WHAT TO PRODUCE:
Find each line in the following listing that has the string "frontal", then state the count and nothing else.

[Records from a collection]
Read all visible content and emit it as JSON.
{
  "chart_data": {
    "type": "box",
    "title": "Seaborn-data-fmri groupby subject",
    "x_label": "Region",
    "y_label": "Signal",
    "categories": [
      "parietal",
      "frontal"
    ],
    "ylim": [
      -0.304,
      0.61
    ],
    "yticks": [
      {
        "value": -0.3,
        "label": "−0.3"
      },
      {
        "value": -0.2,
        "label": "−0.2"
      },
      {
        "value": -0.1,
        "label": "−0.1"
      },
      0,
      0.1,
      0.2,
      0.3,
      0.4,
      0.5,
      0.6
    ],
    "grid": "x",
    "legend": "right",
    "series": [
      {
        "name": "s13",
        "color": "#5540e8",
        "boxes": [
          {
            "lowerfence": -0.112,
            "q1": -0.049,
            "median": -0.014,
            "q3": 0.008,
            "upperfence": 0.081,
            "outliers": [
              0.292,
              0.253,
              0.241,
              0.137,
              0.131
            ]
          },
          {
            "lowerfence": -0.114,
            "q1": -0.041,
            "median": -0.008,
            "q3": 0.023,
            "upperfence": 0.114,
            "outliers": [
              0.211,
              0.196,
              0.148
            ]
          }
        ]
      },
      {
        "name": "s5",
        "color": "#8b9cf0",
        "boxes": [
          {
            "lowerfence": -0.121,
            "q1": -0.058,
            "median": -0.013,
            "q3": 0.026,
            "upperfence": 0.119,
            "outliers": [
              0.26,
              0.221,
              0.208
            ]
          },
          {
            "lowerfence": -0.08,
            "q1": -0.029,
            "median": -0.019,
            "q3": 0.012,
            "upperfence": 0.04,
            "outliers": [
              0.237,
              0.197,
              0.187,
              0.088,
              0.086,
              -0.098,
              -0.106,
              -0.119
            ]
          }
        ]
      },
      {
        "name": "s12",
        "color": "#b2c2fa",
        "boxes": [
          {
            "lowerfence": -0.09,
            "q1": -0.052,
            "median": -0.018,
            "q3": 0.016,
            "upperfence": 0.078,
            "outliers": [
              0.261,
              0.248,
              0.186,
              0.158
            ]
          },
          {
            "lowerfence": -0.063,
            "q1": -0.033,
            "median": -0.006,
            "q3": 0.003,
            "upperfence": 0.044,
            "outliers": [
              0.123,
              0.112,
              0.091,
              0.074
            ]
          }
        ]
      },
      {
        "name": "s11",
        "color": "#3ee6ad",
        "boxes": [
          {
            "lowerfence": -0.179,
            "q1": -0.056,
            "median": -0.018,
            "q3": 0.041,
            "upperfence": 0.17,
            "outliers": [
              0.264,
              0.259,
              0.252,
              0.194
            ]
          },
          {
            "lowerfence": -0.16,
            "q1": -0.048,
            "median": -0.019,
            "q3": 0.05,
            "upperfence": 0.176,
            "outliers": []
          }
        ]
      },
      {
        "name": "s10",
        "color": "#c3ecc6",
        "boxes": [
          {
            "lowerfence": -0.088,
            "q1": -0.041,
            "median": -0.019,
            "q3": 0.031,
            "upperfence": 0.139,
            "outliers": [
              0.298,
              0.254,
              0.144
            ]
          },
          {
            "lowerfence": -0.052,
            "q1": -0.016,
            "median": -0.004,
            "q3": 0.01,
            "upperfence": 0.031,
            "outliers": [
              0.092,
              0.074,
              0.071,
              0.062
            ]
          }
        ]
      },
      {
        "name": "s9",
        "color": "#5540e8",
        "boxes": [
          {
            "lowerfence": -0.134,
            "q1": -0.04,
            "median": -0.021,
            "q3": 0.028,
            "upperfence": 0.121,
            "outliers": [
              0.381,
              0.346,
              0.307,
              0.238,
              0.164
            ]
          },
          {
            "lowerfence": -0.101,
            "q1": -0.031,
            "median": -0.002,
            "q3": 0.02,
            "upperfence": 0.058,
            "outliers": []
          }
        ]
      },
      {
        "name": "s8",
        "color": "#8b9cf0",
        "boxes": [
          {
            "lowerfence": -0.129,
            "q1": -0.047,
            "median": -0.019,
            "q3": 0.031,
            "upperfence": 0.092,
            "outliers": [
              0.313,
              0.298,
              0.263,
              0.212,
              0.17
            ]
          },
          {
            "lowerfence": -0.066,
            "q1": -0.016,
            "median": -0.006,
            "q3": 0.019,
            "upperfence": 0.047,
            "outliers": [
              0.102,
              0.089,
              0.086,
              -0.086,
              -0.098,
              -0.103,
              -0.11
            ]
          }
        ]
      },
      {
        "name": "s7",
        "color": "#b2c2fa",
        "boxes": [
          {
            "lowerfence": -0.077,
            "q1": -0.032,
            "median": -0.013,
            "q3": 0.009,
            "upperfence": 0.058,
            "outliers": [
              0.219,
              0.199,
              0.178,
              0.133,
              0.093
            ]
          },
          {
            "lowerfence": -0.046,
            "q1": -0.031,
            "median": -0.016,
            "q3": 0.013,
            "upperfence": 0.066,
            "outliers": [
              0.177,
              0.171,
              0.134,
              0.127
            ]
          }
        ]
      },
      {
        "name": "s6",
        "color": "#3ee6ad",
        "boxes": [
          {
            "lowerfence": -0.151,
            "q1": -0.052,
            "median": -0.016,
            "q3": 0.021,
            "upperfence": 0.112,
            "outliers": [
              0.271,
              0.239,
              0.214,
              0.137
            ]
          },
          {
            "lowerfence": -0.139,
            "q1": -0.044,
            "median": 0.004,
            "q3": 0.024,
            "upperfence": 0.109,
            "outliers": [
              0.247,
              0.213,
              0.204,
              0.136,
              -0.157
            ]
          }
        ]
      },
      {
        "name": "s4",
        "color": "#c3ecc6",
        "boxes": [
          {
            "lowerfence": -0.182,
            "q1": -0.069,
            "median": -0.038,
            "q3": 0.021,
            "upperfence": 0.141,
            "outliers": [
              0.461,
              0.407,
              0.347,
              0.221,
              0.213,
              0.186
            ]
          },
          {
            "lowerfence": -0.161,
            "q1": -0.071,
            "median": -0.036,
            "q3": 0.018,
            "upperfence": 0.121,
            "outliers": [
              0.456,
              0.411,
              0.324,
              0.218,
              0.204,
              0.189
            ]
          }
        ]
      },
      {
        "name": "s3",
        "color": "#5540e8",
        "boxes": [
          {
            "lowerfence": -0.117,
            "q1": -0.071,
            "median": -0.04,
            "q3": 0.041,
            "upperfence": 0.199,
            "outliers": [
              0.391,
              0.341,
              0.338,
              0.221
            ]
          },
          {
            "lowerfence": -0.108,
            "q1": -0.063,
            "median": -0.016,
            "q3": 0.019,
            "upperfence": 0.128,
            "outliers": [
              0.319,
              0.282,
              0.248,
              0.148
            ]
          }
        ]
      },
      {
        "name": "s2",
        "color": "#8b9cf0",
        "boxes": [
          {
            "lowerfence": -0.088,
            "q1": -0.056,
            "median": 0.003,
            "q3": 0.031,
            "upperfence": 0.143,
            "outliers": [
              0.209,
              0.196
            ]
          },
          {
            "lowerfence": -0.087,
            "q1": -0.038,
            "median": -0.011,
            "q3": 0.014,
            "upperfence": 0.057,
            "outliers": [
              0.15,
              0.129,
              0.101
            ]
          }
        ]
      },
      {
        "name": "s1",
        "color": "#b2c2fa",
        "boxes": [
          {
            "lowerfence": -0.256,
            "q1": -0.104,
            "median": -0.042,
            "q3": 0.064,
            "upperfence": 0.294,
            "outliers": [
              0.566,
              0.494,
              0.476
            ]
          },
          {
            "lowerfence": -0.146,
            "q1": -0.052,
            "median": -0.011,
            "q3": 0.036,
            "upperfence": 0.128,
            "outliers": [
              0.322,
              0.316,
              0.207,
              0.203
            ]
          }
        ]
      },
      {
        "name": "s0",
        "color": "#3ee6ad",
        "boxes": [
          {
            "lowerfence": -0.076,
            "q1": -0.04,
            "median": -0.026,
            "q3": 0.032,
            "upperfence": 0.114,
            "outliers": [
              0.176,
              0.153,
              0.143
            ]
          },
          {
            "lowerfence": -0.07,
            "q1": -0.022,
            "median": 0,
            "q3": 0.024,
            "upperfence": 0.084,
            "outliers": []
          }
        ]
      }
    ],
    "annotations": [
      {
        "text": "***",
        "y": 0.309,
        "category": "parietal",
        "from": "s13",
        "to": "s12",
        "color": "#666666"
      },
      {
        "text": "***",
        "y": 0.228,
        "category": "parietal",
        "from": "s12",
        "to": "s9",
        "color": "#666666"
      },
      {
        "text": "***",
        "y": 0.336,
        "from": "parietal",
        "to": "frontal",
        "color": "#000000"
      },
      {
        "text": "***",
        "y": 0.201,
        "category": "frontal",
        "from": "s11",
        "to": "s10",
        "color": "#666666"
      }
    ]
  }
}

EXERCISE RESPONSE:
3